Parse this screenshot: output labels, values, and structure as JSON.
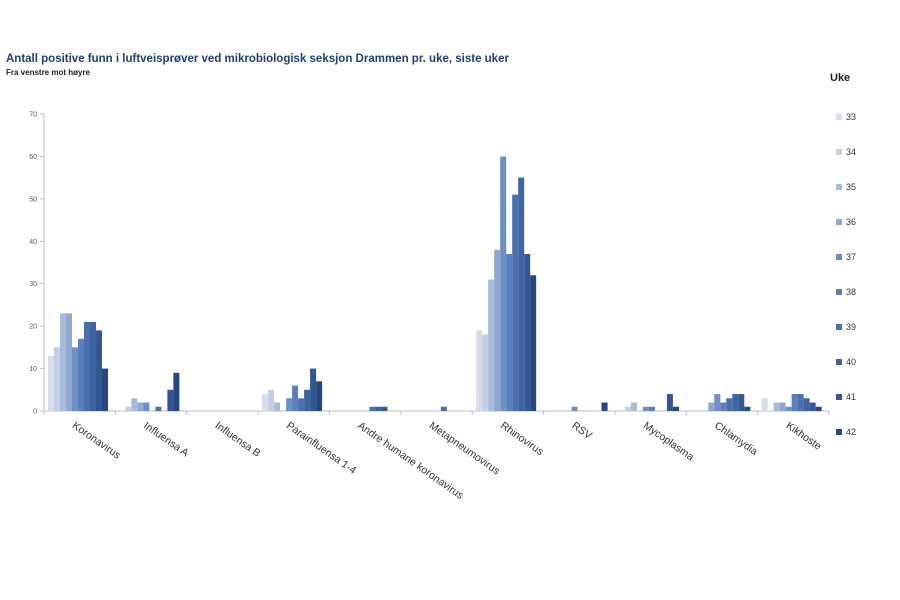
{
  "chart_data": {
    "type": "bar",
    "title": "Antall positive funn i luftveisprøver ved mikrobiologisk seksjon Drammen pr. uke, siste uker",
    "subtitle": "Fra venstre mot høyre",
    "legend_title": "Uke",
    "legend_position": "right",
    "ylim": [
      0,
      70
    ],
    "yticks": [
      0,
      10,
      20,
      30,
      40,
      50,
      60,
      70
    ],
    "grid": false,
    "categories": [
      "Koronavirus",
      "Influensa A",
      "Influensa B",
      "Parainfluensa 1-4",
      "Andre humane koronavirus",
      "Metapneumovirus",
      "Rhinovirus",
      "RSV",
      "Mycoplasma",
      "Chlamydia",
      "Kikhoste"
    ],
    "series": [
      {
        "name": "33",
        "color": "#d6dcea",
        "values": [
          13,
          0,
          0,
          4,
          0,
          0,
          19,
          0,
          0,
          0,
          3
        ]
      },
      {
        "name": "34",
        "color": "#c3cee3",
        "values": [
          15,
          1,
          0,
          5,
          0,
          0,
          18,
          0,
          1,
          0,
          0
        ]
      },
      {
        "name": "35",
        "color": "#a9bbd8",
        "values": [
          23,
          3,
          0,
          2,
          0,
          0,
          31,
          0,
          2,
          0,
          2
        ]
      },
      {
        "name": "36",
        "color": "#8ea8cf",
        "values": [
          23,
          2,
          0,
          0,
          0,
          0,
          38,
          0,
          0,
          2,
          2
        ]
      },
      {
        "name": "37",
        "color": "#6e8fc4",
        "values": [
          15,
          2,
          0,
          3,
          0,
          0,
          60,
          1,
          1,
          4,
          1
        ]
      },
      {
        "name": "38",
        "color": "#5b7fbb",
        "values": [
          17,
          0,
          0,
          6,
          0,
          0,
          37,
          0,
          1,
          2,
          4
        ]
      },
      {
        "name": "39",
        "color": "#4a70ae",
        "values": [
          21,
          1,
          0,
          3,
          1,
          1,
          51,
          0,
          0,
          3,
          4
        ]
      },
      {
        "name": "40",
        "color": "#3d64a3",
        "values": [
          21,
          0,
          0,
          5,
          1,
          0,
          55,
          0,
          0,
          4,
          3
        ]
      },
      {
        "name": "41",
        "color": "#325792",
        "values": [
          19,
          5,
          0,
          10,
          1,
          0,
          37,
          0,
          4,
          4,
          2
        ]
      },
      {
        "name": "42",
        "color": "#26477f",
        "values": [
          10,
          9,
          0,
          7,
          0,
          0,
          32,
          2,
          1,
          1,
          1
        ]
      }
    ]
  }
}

====

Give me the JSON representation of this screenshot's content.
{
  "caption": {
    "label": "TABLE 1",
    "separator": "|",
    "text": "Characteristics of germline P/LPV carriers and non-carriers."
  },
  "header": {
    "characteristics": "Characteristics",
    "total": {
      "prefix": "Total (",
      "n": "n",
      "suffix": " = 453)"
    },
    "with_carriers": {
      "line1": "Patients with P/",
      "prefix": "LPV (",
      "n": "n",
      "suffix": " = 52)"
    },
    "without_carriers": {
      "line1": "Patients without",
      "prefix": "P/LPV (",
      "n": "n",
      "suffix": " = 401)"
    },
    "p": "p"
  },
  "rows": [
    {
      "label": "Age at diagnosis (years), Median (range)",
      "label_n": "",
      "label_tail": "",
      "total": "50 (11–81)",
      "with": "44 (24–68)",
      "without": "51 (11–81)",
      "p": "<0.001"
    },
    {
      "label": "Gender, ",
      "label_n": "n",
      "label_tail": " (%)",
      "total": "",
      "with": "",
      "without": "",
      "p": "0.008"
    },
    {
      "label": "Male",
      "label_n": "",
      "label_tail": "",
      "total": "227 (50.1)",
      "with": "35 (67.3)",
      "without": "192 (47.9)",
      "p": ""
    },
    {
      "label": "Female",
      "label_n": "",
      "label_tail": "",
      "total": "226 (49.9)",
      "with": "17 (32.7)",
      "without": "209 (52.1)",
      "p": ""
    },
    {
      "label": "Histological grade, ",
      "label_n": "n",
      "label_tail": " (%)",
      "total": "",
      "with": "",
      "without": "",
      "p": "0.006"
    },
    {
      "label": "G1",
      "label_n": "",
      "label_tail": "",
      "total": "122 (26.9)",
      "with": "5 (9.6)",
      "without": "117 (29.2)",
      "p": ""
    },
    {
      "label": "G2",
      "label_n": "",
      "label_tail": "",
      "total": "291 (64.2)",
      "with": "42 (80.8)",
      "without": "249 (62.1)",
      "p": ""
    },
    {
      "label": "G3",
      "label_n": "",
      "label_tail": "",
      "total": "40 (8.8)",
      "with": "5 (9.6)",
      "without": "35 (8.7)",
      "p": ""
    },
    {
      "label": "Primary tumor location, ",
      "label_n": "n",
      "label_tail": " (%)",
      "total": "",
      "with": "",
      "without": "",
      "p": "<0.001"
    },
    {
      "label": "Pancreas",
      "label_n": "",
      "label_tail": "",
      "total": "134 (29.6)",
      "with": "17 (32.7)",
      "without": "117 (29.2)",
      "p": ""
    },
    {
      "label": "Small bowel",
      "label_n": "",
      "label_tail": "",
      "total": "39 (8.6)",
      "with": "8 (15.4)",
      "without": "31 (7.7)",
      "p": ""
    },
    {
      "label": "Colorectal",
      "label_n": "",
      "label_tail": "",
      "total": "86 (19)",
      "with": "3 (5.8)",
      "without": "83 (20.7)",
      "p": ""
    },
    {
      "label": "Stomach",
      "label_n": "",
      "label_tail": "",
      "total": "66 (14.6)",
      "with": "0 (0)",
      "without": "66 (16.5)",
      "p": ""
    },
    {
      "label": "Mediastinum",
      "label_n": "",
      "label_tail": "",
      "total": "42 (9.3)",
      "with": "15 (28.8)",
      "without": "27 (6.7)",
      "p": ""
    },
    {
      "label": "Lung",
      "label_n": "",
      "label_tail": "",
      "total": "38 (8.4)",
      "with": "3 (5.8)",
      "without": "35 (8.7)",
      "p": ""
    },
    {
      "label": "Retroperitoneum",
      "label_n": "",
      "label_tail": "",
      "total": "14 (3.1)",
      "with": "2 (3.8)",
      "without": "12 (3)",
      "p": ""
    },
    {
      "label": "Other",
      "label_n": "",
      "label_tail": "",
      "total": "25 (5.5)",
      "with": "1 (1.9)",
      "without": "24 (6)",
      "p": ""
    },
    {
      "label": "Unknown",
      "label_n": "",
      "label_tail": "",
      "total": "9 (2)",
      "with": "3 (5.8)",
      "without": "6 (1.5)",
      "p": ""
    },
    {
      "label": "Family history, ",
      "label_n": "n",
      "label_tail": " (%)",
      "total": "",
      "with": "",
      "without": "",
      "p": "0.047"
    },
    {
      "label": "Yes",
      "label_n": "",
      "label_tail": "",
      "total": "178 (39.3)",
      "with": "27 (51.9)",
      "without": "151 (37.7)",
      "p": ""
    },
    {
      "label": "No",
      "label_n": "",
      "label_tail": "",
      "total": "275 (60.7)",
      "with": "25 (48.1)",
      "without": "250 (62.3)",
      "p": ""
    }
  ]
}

====

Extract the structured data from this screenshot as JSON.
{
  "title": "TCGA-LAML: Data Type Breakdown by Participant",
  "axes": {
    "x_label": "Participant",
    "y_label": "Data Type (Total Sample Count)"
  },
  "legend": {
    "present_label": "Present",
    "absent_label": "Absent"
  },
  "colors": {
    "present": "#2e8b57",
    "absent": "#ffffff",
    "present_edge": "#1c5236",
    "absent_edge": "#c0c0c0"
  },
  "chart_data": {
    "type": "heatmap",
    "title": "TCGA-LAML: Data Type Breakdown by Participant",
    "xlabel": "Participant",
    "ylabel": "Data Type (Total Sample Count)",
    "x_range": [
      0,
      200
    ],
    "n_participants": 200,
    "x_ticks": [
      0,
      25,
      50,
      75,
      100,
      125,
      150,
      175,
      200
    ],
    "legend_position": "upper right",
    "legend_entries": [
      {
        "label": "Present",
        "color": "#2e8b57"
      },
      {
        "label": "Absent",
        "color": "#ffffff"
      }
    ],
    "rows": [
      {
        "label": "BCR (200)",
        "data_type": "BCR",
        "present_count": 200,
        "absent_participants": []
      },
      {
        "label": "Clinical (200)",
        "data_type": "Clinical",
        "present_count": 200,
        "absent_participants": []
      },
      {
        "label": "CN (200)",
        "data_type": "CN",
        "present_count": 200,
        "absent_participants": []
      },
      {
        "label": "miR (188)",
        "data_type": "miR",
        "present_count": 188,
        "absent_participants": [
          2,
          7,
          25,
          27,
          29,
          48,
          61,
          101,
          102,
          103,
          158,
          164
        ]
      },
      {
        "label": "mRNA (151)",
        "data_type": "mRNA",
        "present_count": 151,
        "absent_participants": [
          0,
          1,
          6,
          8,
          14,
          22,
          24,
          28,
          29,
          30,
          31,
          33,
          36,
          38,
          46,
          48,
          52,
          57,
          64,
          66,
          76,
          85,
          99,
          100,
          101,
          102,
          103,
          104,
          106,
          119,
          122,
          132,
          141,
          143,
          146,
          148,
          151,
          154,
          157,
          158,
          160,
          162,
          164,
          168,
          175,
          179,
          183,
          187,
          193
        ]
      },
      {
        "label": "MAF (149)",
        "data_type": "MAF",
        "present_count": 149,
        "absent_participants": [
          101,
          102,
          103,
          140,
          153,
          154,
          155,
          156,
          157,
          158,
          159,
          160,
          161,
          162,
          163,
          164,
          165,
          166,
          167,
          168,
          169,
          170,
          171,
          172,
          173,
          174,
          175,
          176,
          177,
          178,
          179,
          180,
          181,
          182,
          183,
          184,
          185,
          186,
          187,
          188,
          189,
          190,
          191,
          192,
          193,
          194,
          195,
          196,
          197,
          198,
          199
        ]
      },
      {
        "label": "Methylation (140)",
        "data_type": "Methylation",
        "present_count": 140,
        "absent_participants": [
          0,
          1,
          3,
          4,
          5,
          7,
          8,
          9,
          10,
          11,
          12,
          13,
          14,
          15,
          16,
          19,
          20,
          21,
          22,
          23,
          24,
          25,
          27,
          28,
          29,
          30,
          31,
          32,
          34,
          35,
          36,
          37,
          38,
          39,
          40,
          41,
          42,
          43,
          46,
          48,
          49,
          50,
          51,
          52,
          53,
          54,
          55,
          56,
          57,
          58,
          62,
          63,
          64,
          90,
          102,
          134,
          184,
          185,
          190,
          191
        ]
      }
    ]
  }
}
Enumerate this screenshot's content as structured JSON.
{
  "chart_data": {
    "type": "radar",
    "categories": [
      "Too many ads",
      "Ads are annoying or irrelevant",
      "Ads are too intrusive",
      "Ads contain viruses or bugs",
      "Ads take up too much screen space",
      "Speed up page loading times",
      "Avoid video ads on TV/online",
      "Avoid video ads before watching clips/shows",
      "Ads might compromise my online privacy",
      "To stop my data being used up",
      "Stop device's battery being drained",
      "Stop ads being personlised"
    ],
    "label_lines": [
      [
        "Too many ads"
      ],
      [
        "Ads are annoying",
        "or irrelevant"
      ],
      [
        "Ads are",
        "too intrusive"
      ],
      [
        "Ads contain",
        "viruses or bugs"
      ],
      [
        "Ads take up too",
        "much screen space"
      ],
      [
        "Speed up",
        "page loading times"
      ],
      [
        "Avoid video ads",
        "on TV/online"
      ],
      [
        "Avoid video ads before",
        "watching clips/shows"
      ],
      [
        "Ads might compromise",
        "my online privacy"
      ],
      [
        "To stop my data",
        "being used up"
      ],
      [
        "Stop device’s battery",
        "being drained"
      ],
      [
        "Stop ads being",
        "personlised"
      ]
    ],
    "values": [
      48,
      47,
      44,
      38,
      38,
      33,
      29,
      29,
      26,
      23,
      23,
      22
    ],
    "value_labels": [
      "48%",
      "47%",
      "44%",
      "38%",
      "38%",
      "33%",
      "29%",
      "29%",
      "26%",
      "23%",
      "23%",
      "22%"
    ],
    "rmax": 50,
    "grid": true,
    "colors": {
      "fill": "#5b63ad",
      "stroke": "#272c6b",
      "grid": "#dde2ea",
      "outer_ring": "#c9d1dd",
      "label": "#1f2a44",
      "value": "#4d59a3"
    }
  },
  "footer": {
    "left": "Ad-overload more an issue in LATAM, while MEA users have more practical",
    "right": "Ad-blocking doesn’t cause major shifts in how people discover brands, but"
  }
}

====

▶ **Assigned task**
Lines holding "shows": copy each one from the records above.

▶ **Result below**
      "Avoid video ads before watching clips/shows",
        "watching clips/shows"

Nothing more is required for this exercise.